**Exercise instructions:** Repeat the records below exactly, leaving out any pictures.

**Exercise materials:**
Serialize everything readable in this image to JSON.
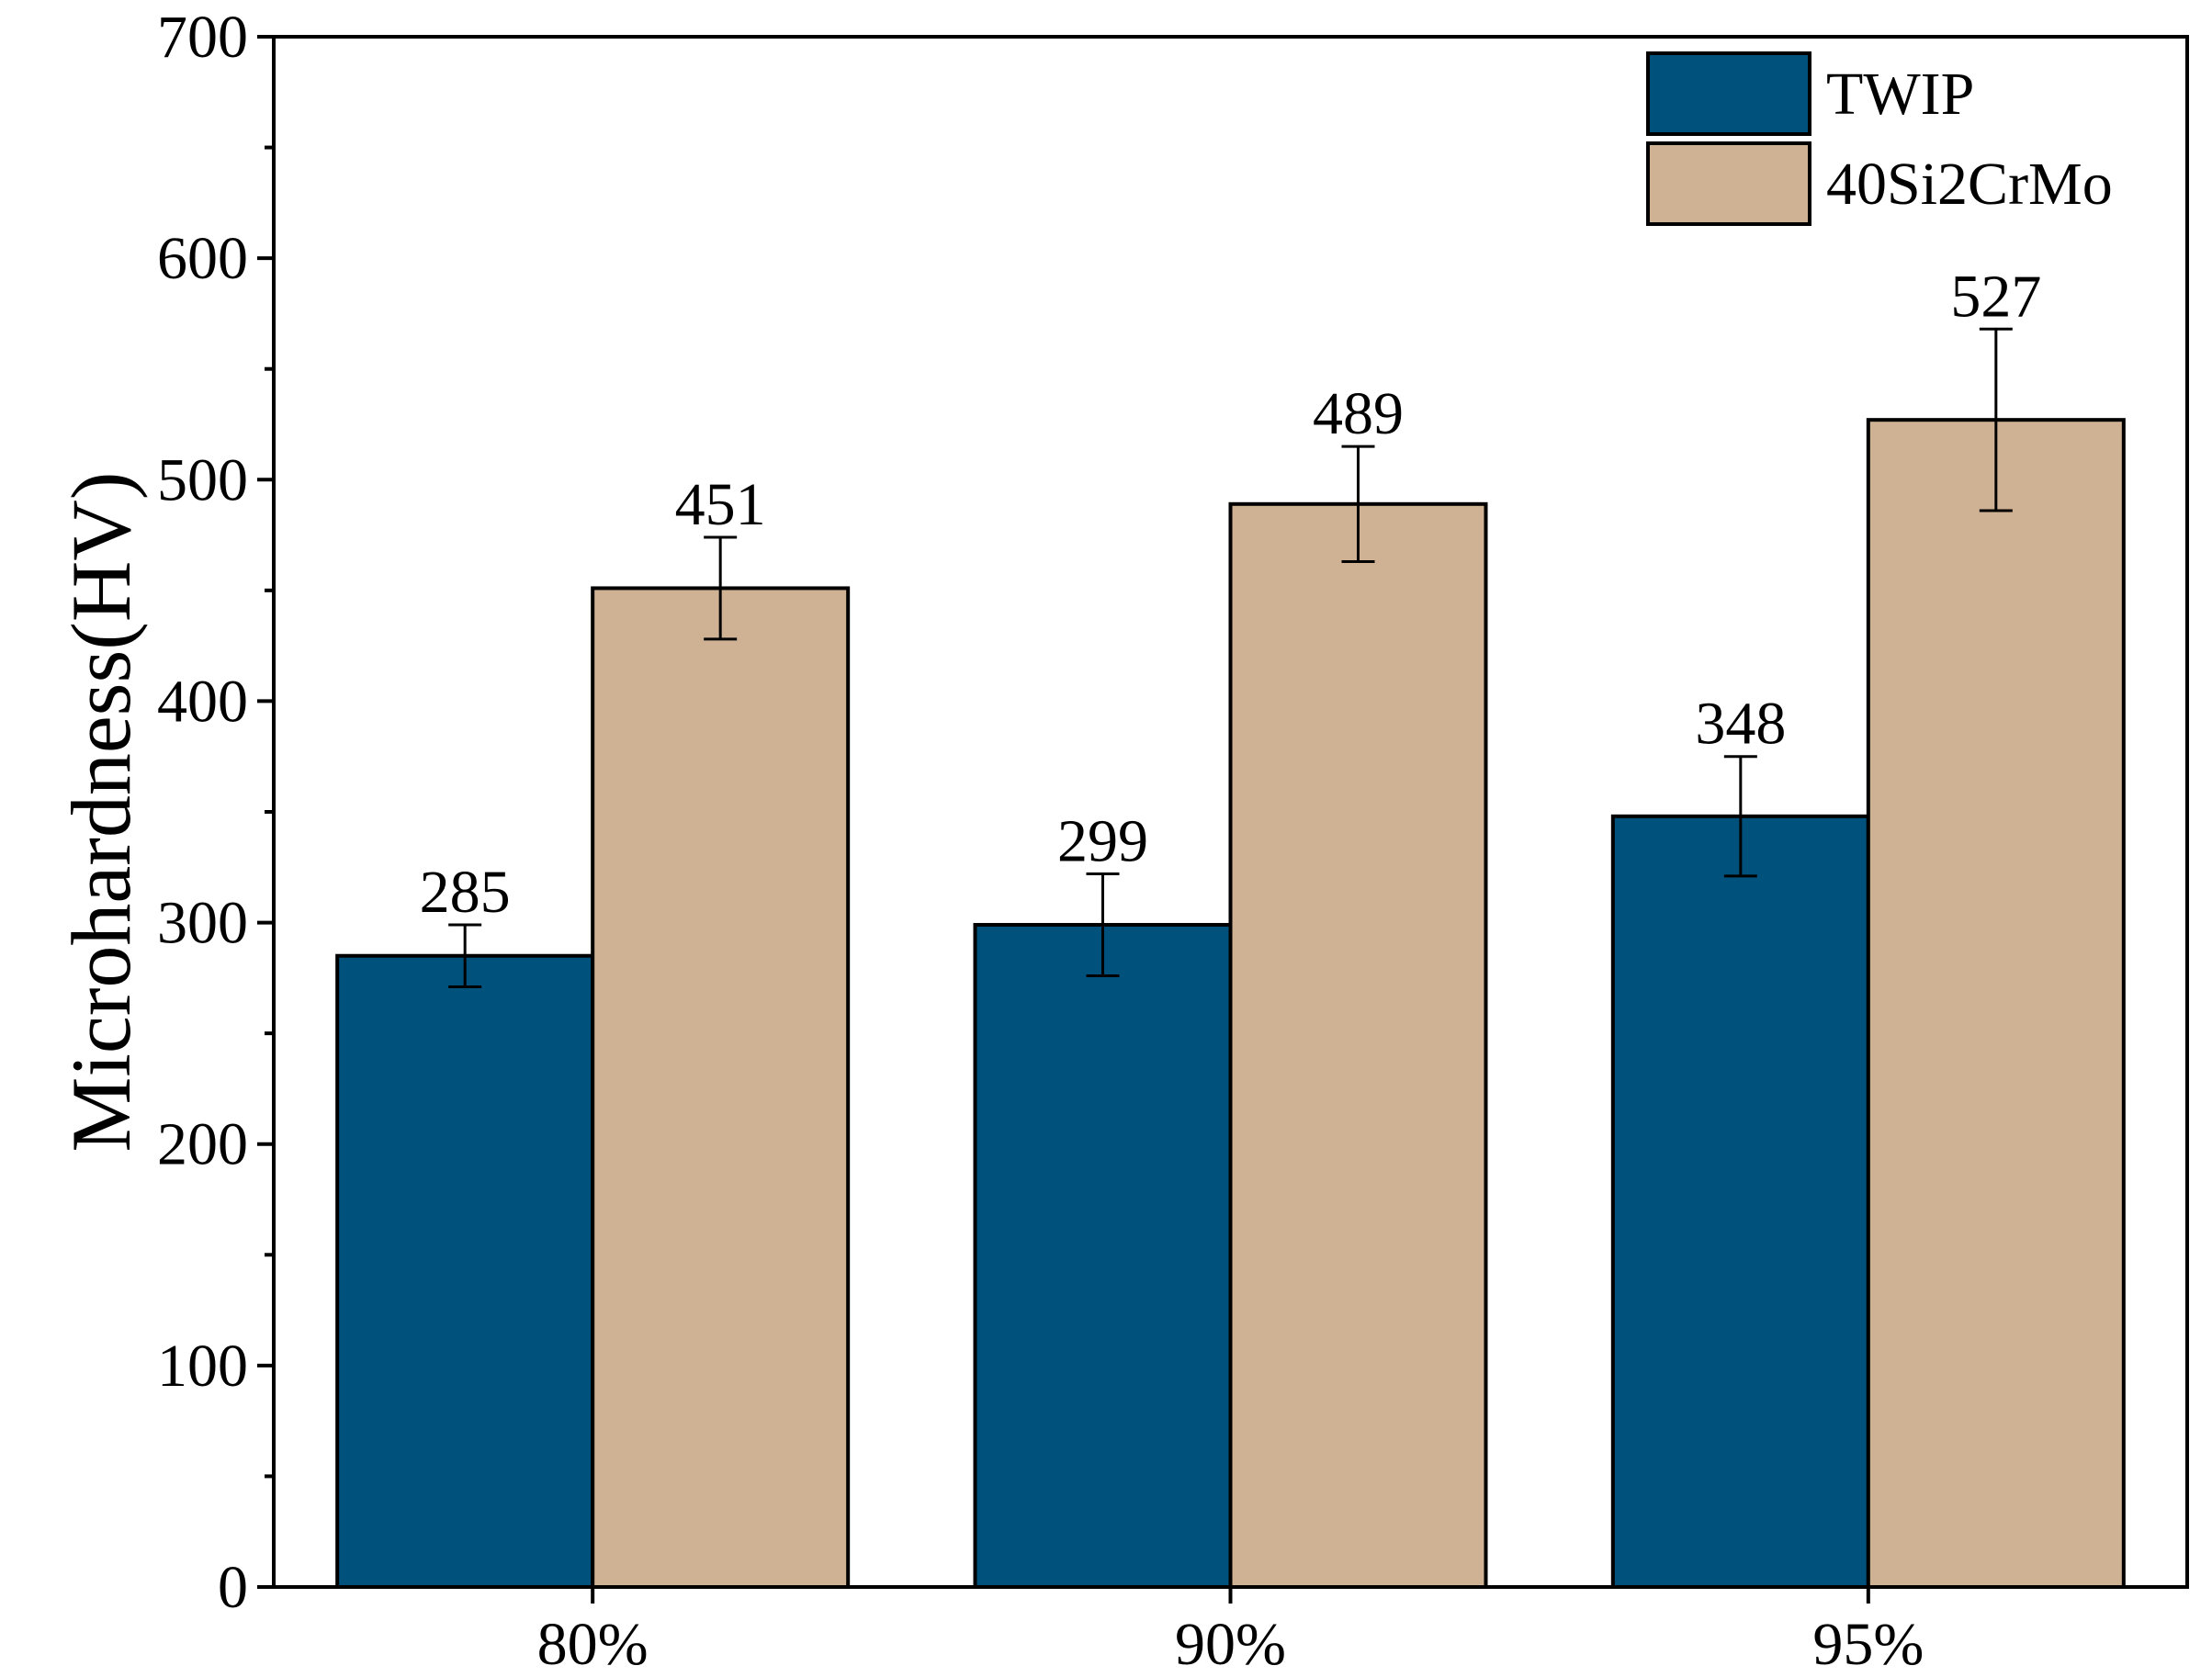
{
  "chart_data": {
    "type": "bar",
    "title": "",
    "xlabel": "",
    "ylabel": "Microhardness(HV)",
    "categories": [
      "80%",
      "90%",
      "95%"
    ],
    "series": [
      {
        "name": "TWIP",
        "color": "#00527d",
        "values": [
          285,
          299,
          348
        ],
        "errors": [
          14,
          23,
          27
        ],
        "labels": [
          "285",
          "299",
          "348"
        ]
      },
      {
        "name": "40Si2CrMo",
        "color": "#cfb194",
        "values": [
          451,
          489,
          527
        ],
        "errors": [
          23,
          26,
          41
        ],
        "labels": [
          "451",
          "489",
          "527"
        ]
      }
    ],
    "ylim": [
      0,
      700
    ],
    "yticks": [
      0,
      100,
      200,
      300,
      400,
      500,
      600,
      700
    ],
    "ytick_labels": [
      "0",
      "100",
      "200",
      "300",
      "400",
      "500",
      "600",
      "700"
    ],
    "ytick_minor_step": 50,
    "grid": false,
    "legend_position": "top-right"
  }
}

**Output for this task:**
Serialize everything readable in this image to JSON.
{
  "chart_data": {
    "type": "bar",
    "title": "",
    "xlabel": "",
    "ylabel": "Microhardness(HV)",
    "categories": [
      "80%",
      "90%",
      "95%"
    ],
    "series": [
      {
        "name": "TWIP",
        "color": "#00527d",
        "values": [
          285,
          299,
          348
        ],
        "errors": [
          14,
          23,
          27
        ],
        "labels": [
          "285",
          "299",
          "348"
        ]
      },
      {
        "name": "40Si2CrMo",
        "color": "#cfb194",
        "values": [
          451,
          489,
          527
        ],
        "errors": [
          23,
          26,
          41
        ],
        "labels": [
          "451",
          "489",
          "527"
        ]
      }
    ],
    "ylim": [
      0,
      700
    ],
    "yticks": [
      0,
      100,
      200,
      300,
      400,
      500,
      600,
      700
    ],
    "ytick_labels": [
      "0",
      "100",
      "200",
      "300",
      "400",
      "500",
      "600",
      "700"
    ],
    "ytick_minor_step": 50,
    "grid": false,
    "legend_position": "top-right"
  }
}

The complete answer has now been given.